[Begin Entries shown]

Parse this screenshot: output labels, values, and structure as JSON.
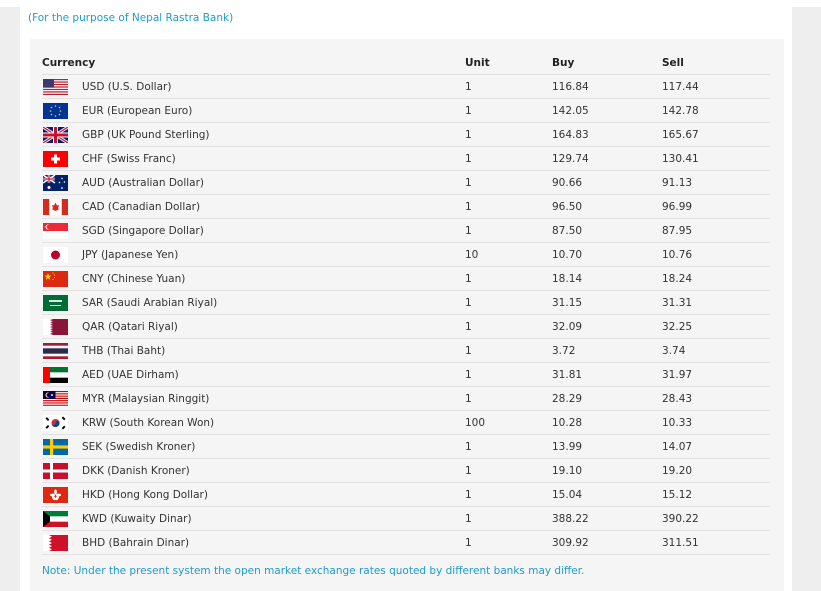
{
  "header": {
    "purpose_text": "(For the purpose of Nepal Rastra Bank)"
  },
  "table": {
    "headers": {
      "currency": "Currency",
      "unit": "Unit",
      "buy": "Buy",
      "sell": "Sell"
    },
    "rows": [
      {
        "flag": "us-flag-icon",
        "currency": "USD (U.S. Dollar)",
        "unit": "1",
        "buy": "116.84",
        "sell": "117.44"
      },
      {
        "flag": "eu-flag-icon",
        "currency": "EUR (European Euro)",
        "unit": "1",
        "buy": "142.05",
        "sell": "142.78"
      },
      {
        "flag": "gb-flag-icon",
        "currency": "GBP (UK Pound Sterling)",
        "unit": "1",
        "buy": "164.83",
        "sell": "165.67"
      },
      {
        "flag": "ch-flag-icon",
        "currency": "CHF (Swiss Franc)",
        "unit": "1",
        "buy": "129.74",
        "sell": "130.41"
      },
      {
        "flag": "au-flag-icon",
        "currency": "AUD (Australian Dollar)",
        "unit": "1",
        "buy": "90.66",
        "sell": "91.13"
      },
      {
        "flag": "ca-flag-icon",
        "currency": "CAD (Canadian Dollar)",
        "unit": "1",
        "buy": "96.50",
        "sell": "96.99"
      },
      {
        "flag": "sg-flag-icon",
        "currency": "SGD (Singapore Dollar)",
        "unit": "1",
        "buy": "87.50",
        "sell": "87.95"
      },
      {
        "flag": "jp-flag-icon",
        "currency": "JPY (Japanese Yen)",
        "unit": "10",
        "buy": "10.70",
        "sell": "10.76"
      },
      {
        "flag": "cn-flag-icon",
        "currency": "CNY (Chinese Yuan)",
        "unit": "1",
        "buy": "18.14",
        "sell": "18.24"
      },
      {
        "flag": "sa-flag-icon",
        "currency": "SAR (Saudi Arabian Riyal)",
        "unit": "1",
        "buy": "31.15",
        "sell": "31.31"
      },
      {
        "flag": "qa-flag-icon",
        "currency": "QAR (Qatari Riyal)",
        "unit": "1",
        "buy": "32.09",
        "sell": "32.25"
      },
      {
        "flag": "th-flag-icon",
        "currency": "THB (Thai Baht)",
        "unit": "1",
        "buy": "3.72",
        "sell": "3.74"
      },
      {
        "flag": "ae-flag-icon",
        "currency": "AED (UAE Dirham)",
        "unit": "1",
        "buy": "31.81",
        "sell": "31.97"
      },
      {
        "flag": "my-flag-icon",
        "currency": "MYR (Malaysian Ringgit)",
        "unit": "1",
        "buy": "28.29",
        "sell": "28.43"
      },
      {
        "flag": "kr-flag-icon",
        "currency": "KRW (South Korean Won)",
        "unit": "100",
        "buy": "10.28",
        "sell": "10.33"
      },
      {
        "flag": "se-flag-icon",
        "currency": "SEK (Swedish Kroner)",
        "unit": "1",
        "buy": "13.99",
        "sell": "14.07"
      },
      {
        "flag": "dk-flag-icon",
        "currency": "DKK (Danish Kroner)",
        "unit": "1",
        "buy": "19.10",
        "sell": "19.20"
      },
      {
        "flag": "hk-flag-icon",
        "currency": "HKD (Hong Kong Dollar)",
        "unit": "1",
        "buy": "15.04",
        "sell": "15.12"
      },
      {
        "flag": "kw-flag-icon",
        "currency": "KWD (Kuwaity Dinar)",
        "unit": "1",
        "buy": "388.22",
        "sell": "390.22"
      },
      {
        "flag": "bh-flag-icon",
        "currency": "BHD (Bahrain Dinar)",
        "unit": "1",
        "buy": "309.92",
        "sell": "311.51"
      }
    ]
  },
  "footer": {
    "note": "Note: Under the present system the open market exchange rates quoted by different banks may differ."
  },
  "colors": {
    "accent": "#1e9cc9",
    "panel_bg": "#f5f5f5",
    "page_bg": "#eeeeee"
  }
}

[End Entries shown]

Within the data above, pick out all lines holding the word "Dinar".

Right answer:
        "currency": "KWD (Kuwaity Dinar)",
        "currency": "BHD (Bahrain Dinar)",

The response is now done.